INSTRUCTIONS FOR THE TASK.
Copy out every line of the data exactly.
------------------------------------------------------------------------
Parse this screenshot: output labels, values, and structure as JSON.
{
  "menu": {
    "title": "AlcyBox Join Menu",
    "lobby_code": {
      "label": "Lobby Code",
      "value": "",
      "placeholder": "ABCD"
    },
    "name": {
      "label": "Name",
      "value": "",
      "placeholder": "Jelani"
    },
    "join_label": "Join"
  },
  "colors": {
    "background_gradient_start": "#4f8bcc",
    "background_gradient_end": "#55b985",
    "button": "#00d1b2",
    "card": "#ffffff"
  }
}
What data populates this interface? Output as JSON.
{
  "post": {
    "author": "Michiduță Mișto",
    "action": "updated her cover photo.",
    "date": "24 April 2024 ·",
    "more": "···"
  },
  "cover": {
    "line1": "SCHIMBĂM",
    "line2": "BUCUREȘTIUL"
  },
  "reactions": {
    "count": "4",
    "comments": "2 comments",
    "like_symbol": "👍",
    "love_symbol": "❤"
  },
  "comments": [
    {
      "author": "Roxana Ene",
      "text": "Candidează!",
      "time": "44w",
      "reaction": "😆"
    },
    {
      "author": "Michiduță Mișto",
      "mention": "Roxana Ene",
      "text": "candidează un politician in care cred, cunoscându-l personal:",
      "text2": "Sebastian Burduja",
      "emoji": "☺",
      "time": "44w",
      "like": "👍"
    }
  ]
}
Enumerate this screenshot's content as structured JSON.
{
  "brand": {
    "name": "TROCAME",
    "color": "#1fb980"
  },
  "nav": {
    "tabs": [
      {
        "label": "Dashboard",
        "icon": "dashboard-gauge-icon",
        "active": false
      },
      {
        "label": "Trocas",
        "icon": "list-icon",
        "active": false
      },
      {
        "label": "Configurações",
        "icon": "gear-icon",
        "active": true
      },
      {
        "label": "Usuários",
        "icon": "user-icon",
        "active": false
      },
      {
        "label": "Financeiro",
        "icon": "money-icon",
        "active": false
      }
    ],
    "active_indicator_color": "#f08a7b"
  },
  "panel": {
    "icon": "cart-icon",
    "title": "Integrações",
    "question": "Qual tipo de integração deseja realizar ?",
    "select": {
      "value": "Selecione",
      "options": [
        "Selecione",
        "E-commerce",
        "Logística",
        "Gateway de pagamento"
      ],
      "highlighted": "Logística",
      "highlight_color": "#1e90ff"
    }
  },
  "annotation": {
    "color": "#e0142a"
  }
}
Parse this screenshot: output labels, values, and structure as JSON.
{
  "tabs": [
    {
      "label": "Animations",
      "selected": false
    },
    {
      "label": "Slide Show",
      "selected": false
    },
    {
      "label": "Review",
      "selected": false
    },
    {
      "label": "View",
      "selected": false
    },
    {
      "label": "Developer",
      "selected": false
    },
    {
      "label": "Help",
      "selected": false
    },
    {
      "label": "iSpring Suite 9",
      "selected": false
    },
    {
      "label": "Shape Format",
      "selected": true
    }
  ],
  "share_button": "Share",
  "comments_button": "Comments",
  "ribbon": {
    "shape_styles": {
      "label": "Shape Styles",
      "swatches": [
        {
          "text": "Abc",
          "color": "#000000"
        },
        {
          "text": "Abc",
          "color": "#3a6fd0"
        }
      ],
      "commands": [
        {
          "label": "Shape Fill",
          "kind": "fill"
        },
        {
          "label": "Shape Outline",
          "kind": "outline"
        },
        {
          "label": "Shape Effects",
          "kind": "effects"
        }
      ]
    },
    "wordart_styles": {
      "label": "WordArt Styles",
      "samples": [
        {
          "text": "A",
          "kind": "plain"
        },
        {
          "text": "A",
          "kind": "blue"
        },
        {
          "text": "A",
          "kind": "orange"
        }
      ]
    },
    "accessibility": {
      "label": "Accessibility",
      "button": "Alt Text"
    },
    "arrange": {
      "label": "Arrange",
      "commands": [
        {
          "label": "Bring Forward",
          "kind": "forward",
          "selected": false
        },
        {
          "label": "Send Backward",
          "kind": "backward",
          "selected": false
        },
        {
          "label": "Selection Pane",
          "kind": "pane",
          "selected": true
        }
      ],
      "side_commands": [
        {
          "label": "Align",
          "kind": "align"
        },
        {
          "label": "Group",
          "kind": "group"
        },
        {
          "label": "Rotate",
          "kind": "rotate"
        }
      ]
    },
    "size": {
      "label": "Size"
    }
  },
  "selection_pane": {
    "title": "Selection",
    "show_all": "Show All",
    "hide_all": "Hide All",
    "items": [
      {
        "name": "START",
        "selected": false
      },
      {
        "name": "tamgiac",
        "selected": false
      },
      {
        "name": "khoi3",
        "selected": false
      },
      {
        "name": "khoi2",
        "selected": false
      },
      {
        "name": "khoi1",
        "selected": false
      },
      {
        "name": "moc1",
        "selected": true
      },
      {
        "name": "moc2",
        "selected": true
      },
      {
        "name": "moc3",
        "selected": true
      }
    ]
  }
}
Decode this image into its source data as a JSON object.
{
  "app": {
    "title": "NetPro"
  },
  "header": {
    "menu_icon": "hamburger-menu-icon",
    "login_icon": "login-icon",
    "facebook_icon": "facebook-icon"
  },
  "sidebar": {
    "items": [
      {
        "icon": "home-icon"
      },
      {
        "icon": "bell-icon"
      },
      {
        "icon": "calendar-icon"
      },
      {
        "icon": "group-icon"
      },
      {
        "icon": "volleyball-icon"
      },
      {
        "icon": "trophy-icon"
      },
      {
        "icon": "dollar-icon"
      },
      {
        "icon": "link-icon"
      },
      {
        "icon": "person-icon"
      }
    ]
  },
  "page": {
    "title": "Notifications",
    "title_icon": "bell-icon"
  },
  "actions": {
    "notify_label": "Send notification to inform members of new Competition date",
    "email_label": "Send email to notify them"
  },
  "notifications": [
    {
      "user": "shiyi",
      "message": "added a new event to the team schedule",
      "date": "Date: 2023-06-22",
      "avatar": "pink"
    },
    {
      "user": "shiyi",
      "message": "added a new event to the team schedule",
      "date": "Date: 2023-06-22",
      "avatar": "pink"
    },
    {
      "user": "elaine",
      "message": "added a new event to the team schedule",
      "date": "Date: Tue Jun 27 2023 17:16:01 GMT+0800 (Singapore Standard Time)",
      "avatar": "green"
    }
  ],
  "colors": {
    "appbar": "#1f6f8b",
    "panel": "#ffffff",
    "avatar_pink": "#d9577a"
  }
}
------------------------------------------------------------------------
SOLUTION TO THIS PROBLEM.
Parse this screenshot: output labels, values, and structure as JSON.
{
  "menu": {
    "title": "AlcyBox Join Menu",
    "lobby_code": {
      "label": "Lobby Code",
      "value": "",
      "placeholder": "ABCD"
    },
    "name": {
      "label": "Name",
      "value": "",
      "placeholder": "Jelani"
    },
    "join_label": "Join"
  },
  "colors": {
    "background_gradient_start": "#4f8bcc",
    "background_gradient_end": "#55b985",
    "button": "#00d1b2",
    "card": "#ffffff"
  }
}
What data populates this interface? Output as JSON.
{
  "post": {
    "author": "Michiduță Mișto",
    "action": "updated her cover photo.",
    "date": "24 April 2024 ·",
    "more": "···"
  },
  "cover": {
    "line1": "SCHIMBĂM",
    "line2": "BUCUREȘTIUL"
  },
  "reactions": {
    "count": "4",
    "comments": "2 comments",
    "like_symbol": "👍",
    "love_symbol": "❤"
  },
  "comments": [
    {
      "author": "Roxana Ene",
      "text": "Candidează!",
      "time": "44w",
      "reaction": "😆"
    },
    {
      "author": "Michiduță Mișto",
      "mention": "Roxana Ene",
      "text": "candidează un politician in care cred, cunoscându-l personal:",
      "text2": "Sebastian Burduja",
      "emoji": "☺",
      "time": "44w",
      "like": "👍"
    }
  ]
}
Enumerate this screenshot's content as structured JSON.
{
  "brand": {
    "name": "TROCAME",
    "color": "#1fb980"
  },
  "nav": {
    "tabs": [
      {
        "label": "Dashboard",
        "icon": "dashboard-gauge-icon",
        "active": false
      },
      {
        "label": "Trocas",
        "icon": "list-icon",
        "active": false
      },
      {
        "label": "Configurações",
        "icon": "gear-icon",
        "active": true
      },
      {
        "label": "Usuários",
        "icon": "user-icon",
        "active": false
      },
      {
        "label": "Financeiro",
        "icon": "money-icon",
        "active": false
      }
    ],
    "active_indicator_color": "#f08a7b"
  },
  "panel": {
    "icon": "cart-icon",
    "title": "Integrações",
    "question": "Qual tipo de integração deseja realizar ?",
    "select": {
      "value": "Selecione",
      "options": [
        "Selecione",
        "E-commerce",
        "Logística",
        "Gateway de pagamento"
      ],
      "highlighted": "Logística",
      "highlight_color": "#1e90ff"
    }
  },
  "annotation": {
    "color": "#e0142a"
  }
}
Parse this screenshot: output labels, values, and structure as JSON.
{
  "tabs": [
    {
      "label": "Animations",
      "selected": false
    },
    {
      "label": "Slide Show",
      "selected": false
    },
    {
      "label": "Review",
      "selected": false
    },
    {
      "label": "View",
      "selected": false
    },
    {
      "label": "Developer",
      "selected": false
    },
    {
      "label": "Help",
      "selected": false
    },
    {
      "label": "iSpring Suite 9",
      "selected": false
    },
    {
      "label": "Shape Format",
      "selected": true
    }
  ],
  "share_button": "Share",
  "comments_button": "Comments",
  "ribbon": {
    "shape_styles": {
      "label": "Shape Styles",
      "swatches": [
        {
          "text": "Abc",
          "color": "#000000"
        },
        {
          "text": "Abc",
          "color": "#3a6fd0"
        }
      ],
      "commands": [
        {
          "label": "Shape Fill",
          "kind": "fill"
        },
        {
          "label": "Shape Outline",
          "kind": "outline"
        },
        {
          "label": "Shape Effects",
          "kind": "effects"
        }
      ]
    },
    "wordart_styles": {
      "label": "WordArt Styles",
      "samples": [
        {
          "text": "A",
          "kind": "plain"
        },
        {
          "text": "A",
          "kind": "blue"
        },
        {
          "text": "A",
          "kind": "orange"
        }
      ]
    },
    "accessibility": {
      "label": "Accessibility",
      "button": "Alt Text"
    },
    "arrange": {
      "label": "Arrange",
      "commands": [
        {
          "label": "Bring Forward",
          "kind": "forward",
          "selected": false
        },
        {
          "label": "Send Backward",
          "kind": "backward",
          "selected": false
        },
        {
          "label": "Selection Pane",
          "kind": "pane",
          "selected": true
        }
      ],
      "side_commands": [
        {
          "label": "Align",
          "kind": "align"
        },
        {
          "label": "Group",
          "kind": "group"
        },
        {
          "label": "Rotate",
          "kind": "rotate"
        }
      ]
    },
    "size": {
      "label": "Size"
    }
  },
  "selection_pane": {
    "title": "Selection",
    "show_all": "Show All",
    "hide_all": "Hide All",
    "items": [
      {
        "name": "START",
        "selected": false
      },
      {
        "name": "tamgiac",
        "selected": false
      },
      {
        "name": "khoi3",
        "selected": false
      },
      {
        "name": "khoi2",
        "selected": false
      },
      {
        "name": "khoi1",
        "selected": false
      },
      {
        "name": "moc1",
        "selected": true
      },
      {
        "name": "moc2",
        "selected": true
      },
      {
        "name": "moc3",
        "selected": true
      }
    ]
  }
}
Decode this image into its source data as a JSON object.
{
  "app": {
    "title": "NetPro"
  },
  "header": {
    "menu_icon": "hamburger-menu-icon",
    "login_icon": "login-icon",
    "facebook_icon": "facebook-icon"
  },
  "sidebar": {
    "items": [
      {
        "icon": "home-icon"
      },
      {
        "icon": "bell-icon"
      },
      {
        "icon": "calendar-icon"
      },
      {
        "icon": "group-icon"
      },
      {
        "icon": "volleyball-icon"
      },
      {
        "icon": "trophy-icon"
      },
      {
        "icon": "dollar-icon"
      },
      {
        "icon": "link-icon"
      },
      {
        "icon": "person-icon"
      }
    ]
  },
  "page": {
    "title": "Notifications",
    "title_icon": "bell-icon"
  },
  "actions": {
    "notify_label": "Send notification to inform members of new Competition date",
    "email_label": "Send email to notify them"
  },
  "notifications": [
    {
      "user": "shiyi",
      "message": "added a new event to the team schedule",
      "date": "Date: 2023-06-22",
      "avatar": "pink"
    },
    {
      "user": "shiyi",
      "message": "added a new event to the team schedule",
      "date": "Date: 2023-06-22",
      "avatar": "pink"
    },
    {
      "user": "elaine",
      "message": "added a new event to the team schedule",
      "date": "Date: Tue Jun 27 2023 17:16:01 GMT+0800 (Singapore Standard Time)",
      "avatar": "green"
    }
  ],
  "colors": {
    "appbar": "#1f6f8b",
    "panel": "#ffffff",
    "avatar_pink": "#d9577a"
  }
}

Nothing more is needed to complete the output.